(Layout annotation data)
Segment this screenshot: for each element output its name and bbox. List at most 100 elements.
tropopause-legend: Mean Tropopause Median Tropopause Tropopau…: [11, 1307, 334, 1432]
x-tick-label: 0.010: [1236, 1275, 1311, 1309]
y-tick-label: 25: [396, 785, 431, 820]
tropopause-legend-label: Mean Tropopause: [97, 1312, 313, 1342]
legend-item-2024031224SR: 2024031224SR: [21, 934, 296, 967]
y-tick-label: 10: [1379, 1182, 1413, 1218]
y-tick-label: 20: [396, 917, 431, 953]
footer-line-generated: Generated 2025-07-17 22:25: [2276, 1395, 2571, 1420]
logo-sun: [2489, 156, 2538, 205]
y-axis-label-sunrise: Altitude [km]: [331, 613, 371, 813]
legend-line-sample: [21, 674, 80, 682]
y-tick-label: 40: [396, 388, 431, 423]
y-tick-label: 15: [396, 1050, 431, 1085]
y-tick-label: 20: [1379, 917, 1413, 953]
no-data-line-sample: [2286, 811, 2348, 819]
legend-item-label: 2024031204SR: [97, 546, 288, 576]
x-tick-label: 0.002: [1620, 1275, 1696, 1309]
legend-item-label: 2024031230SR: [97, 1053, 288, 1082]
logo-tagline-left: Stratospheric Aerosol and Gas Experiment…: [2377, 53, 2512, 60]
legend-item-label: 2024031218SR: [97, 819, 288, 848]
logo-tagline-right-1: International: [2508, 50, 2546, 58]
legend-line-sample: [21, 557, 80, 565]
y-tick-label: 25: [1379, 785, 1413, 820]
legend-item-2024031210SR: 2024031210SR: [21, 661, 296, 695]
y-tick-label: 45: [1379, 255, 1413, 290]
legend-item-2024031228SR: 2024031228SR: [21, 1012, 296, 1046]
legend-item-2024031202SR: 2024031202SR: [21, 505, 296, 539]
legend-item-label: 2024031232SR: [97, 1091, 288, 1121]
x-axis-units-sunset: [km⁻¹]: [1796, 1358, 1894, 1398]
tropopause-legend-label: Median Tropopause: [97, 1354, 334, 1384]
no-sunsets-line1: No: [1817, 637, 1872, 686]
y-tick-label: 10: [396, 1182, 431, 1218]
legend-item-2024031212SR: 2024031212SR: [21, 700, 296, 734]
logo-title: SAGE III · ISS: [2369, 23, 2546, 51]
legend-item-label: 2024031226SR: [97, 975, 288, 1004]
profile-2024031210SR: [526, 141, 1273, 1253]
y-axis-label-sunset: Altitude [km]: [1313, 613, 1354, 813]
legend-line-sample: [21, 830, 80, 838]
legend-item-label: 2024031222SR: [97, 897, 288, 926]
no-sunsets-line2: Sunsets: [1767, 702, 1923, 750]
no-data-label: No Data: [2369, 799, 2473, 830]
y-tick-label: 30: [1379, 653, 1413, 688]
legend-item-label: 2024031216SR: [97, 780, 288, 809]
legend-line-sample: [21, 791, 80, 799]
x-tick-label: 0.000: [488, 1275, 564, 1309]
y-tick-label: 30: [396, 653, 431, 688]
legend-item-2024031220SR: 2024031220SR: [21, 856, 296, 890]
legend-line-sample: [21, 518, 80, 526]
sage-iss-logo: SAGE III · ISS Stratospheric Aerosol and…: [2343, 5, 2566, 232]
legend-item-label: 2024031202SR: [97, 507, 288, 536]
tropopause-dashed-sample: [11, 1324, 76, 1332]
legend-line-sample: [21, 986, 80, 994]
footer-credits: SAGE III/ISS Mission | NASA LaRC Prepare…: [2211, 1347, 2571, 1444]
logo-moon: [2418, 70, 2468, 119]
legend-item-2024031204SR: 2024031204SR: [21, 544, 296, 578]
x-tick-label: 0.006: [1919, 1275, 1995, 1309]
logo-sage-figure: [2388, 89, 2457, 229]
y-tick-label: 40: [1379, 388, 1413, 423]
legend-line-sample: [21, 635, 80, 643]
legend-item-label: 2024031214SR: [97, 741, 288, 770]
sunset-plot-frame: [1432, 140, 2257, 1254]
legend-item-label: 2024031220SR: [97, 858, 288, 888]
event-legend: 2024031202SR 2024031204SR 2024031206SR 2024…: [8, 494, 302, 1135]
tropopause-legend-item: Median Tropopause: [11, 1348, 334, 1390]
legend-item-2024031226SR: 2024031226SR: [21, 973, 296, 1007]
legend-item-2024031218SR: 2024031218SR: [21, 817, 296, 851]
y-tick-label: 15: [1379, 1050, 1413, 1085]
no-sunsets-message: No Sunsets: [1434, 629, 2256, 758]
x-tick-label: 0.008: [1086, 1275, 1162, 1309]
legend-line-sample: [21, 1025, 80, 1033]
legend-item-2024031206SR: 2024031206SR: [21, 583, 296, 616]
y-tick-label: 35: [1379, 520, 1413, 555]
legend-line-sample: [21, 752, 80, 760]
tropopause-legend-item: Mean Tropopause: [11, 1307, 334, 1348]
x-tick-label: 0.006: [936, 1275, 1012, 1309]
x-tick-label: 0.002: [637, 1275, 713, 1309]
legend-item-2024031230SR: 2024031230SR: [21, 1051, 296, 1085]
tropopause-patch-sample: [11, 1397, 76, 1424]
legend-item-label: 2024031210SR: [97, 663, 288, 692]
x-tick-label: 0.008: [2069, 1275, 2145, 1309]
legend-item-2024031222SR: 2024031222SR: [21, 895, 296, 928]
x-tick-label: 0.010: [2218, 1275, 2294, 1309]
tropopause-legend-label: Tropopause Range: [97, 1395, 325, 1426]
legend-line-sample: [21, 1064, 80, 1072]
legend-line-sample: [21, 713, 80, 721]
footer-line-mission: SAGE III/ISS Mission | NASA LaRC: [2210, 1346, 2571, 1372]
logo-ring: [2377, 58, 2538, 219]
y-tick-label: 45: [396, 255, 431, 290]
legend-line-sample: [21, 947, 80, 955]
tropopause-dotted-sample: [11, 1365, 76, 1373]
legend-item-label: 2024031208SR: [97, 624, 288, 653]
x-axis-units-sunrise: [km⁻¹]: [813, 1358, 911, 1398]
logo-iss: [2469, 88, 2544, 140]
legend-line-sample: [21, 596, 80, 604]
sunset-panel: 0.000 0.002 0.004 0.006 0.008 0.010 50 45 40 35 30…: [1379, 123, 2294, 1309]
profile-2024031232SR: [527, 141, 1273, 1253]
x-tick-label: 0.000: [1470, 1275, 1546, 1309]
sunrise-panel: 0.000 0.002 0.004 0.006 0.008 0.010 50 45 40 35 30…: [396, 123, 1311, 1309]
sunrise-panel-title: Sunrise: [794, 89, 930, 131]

▶ [WHAT YOU ARE ASKED TO DO] Please copy the listing word for word from its first line through the line holding "legend-item-2024031224SR: 2024031224SR: [21, 934, 296, 967]", including both ends.

▶ [FULL OUTPUT]
Segment this screenshot: for each element output its name and bbox. List at most 100 elements.
tropopause-legend: Mean Tropopause Median Tropopause Tropopau…: [11, 1307, 334, 1432]
x-tick-label: 0.010: [1236, 1275, 1311, 1309]
y-tick-label: 25: [396, 785, 431, 820]
tropopause-legend-label: Mean Tropopause: [97, 1312, 313, 1342]
legend-item-2024031224SR: 2024031224SR: [21, 934, 296, 967]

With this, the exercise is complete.